** begin DATA FOR THIS EXERCISE **

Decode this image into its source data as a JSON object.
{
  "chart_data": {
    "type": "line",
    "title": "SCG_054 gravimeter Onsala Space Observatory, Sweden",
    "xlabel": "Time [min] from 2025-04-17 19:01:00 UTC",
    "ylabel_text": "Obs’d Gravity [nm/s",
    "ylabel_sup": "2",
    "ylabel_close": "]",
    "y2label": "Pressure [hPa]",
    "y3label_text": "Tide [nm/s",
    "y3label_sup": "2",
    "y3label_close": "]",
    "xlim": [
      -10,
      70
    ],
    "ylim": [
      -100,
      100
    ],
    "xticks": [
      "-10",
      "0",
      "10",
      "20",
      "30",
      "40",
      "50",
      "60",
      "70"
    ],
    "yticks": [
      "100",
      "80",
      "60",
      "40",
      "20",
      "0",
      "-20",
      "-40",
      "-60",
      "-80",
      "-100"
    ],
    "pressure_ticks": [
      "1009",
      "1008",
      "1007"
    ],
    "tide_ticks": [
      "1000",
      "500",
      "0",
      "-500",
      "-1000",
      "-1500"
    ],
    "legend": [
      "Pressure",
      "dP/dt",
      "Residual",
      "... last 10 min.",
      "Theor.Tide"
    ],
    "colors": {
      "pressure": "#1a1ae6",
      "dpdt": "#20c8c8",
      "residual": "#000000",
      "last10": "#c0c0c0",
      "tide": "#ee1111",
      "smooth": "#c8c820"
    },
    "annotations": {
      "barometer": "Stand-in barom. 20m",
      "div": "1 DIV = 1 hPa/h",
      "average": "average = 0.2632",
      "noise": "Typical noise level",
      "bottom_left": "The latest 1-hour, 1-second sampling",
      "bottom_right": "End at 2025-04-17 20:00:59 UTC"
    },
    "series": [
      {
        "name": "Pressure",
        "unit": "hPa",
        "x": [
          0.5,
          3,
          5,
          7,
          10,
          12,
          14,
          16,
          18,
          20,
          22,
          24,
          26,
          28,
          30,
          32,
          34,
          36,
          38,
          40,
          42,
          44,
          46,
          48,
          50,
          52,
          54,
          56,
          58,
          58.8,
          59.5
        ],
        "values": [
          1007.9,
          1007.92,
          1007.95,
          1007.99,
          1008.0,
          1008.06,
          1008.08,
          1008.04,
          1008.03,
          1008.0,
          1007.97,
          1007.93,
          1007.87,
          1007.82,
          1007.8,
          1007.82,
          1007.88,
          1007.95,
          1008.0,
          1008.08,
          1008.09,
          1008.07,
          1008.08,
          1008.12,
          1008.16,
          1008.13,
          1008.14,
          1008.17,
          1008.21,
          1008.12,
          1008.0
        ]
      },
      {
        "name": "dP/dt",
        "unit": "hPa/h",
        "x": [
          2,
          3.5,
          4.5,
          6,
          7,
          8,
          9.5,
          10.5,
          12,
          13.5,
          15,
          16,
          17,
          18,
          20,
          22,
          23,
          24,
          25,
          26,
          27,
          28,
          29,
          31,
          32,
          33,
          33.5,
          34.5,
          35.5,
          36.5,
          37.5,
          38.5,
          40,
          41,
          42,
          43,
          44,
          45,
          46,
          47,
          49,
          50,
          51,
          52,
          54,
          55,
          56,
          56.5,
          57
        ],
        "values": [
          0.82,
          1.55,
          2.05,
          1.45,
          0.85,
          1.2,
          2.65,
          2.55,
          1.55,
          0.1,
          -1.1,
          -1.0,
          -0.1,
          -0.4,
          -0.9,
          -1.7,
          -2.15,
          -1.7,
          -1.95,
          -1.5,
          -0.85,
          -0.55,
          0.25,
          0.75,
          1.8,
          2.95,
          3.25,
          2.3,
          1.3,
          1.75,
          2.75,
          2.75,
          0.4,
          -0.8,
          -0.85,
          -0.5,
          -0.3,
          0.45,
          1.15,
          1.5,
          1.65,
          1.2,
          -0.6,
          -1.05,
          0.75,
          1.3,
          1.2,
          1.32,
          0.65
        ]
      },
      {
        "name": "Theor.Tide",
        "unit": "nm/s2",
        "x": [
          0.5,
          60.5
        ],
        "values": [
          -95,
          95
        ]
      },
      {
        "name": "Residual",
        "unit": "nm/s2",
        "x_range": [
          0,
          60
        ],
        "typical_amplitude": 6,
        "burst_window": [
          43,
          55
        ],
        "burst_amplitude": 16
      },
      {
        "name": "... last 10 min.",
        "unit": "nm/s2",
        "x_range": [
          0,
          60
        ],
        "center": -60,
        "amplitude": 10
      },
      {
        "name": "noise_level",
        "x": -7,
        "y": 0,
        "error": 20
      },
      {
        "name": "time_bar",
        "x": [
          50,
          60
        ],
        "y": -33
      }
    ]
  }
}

** end DATA FOR THIS EXERCISE **

EXERCISE INSTRUCTIONS
Transcribe the material above word for word.

EXERCISE SOLUTION
Decode this image into its source data as a JSON object.
{
  "chart_data": {
    "type": "line",
    "title": "SCG_054 gravimeter Onsala Space Observatory, Sweden",
    "xlabel": "Time [min] from 2025-04-17 19:01:00 UTC",
    "ylabel_text": "Obs’d Gravity [nm/s",
    "ylabel_sup": "2",
    "ylabel_close": "]",
    "y2label": "Pressure [hPa]",
    "y3label_text": "Tide [nm/s",
    "y3label_sup": "2",
    "y3label_close": "]",
    "xlim": [
      -10,
      70
    ],
    "ylim": [
      -100,
      100
    ],
    "xticks": [
      "-10",
      "0",
      "10",
      "20",
      "30",
      "40",
      "50",
      "60",
      "70"
    ],
    "yticks": [
      "100",
      "80",
      "60",
      "40",
      "20",
      "0",
      "-20",
      "-40",
      "-60",
      "-80",
      "-100"
    ],
    "pressure_ticks": [
      "1009",
      "1008",
      "1007"
    ],
    "tide_ticks": [
      "1000",
      "500",
      "0",
      "-500",
      "-1000",
      "-1500"
    ],
    "legend": [
      "Pressure",
      "dP/dt",
      "Residual",
      "... last 10 min.",
      "Theor.Tide"
    ],
    "colors": {
      "pressure": "#1a1ae6",
      "dpdt": "#20c8c8",
      "residual": "#000000",
      "last10": "#c0c0c0",
      "tide": "#ee1111",
      "smooth": "#c8c820"
    },
    "annotations": {
      "barometer": "Stand-in barom. 20m",
      "div": "1 DIV = 1 hPa/h",
      "average": "average = 0.2632",
      "noise": "Typical noise level",
      "bottom_left": "The latest 1-hour, 1-second sampling",
      "bottom_right": "End at 2025-04-17 20:00:59 UTC"
    },
    "series": [
      {
        "name": "Pressure",
        "unit": "hPa",
        "x": [
          0.5,
          3,
          5,
          7,
          10,
          12,
          14,
          16,
          18,
          20,
          22,
          24,
          26,
          28,
          30,
          32,
          34,
          36,
          38,
          40,
          42,
          44,
          46,
          48,
          50,
          52,
          54,
          56,
          58,
          58.8,
          59.5
        ],
        "values": [
          1007.9,
          1007.92,
          1007.95,
          1007.99,
          1008.0,
          1008.06,
          1008.08,
          1008.04,
          1008.03,
          1008.0,
          1007.97,
          1007.93,
          1007.87,
          1007.82,
          1007.8,
          1007.82,
          1007.88,
          1007.95,
          1008.0,
          1008.08,
          1008.09,
          1008.07,
          1008.08,
          1008.12,
          1008.16,
          1008.13,
          1008.14,
          1008.17,
          1008.21,
          1008.12,
          1008.0
        ]
      },
      {
        "name": "dP/dt",
        "unit": "hPa/h",
        "x": [
          2,
          3.5,
          4.5,
          6,
          7,
          8,
          9.5,
          10.5,
          12,
          13.5,
          15,
          16,
          17,
          18,
          20,
          22,
          23,
          24,
          25,
          26,
          27,
          28,
          29,
          31,
          32,
          33,
          33.5,
          34.5,
          35.5,
          36.5,
          37.5,
          38.5,
          40,
          41,
          42,
          43,
          44,
          45,
          46,
          47,
          49,
          50,
          51,
          52,
          54,
          55,
          56,
          56.5,
          57
        ],
        "values": [
          0.82,
          1.55,
          2.05,
          1.45,
          0.85,
          1.2,
          2.65,
          2.55,
          1.55,
          0.1,
          -1.1,
          -1.0,
          -0.1,
          -0.4,
          -0.9,
          -1.7,
          -2.15,
          -1.7,
          -1.95,
          -1.5,
          -0.85,
          -0.55,
          0.25,
          0.75,
          1.8,
          2.95,
          3.25,
          2.3,
          1.3,
          1.75,
          2.75,
          2.75,
          0.4,
          -0.8,
          -0.85,
          -0.5,
          -0.3,
          0.45,
          1.15,
          1.5,
          1.65,
          1.2,
          -0.6,
          -1.05,
          0.75,
          1.3,
          1.2,
          1.32,
          0.65
        ]
      },
      {
        "name": "Theor.Tide",
        "unit": "nm/s2",
        "x": [
          0.5,
          60.5
        ],
        "values": [
          -95,
          95
        ]
      },
      {
        "name": "Residual",
        "unit": "nm/s2",
        "x_range": [
          0,
          60
        ],
        "typical_amplitude": 6,
        "burst_window": [
          43,
          55
        ],
        "burst_amplitude": 16
      },
      {
        "name": "... last 10 min.",
        "unit": "nm/s2",
        "x_range": [
          0,
          60
        ],
        "center": -60,
        "amplitude": 10
      },
      {
        "name": "noise_level",
        "x": -7,
        "y": 0,
        "error": 20
      },
      {
        "name": "time_bar",
        "x": [
          50,
          60
        ],
        "y": -33
      }
    ]
  }
}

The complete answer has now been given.